**TASK DESCRIPTION**
Restate the complete material exactly.

[Start of DATASET CONTENT]

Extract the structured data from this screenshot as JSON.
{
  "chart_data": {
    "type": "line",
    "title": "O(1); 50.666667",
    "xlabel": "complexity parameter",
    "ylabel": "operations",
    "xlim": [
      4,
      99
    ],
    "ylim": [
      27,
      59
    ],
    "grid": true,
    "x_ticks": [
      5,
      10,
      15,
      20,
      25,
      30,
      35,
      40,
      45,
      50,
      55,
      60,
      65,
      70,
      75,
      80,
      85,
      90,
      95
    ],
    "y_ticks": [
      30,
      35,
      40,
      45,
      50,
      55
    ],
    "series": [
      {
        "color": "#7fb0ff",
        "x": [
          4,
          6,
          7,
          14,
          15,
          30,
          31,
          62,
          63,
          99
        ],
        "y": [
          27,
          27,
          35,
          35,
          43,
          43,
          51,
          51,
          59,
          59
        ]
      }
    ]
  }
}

[End of DATASET CONTENT]

**ANSWER IN FULL**
Extract the structured data from this screenshot as JSON.
{
  "chart_data": {
    "type": "line",
    "title": "O(1); 50.666667",
    "xlabel": "complexity parameter",
    "ylabel": "operations",
    "xlim": [
      4,
      99
    ],
    "ylim": [
      27,
      59
    ],
    "grid": true,
    "x_ticks": [
      5,
      10,
      15,
      20,
      25,
      30,
      35,
      40,
      45,
      50,
      55,
      60,
      65,
      70,
      75,
      80,
      85,
      90,
      95
    ],
    "y_ticks": [
      30,
      35,
      40,
      45,
      50,
      55
    ],
    "series": [
      {
        "color": "#7fb0ff",
        "x": [
          4,
          6,
          7,
          14,
          15,
          30,
          31,
          62,
          63,
          99
        ],
        "y": [
          27,
          27,
          35,
          35,
          43,
          43,
          51,
          51,
          59,
          59
        ]
      }
    ]
  }
}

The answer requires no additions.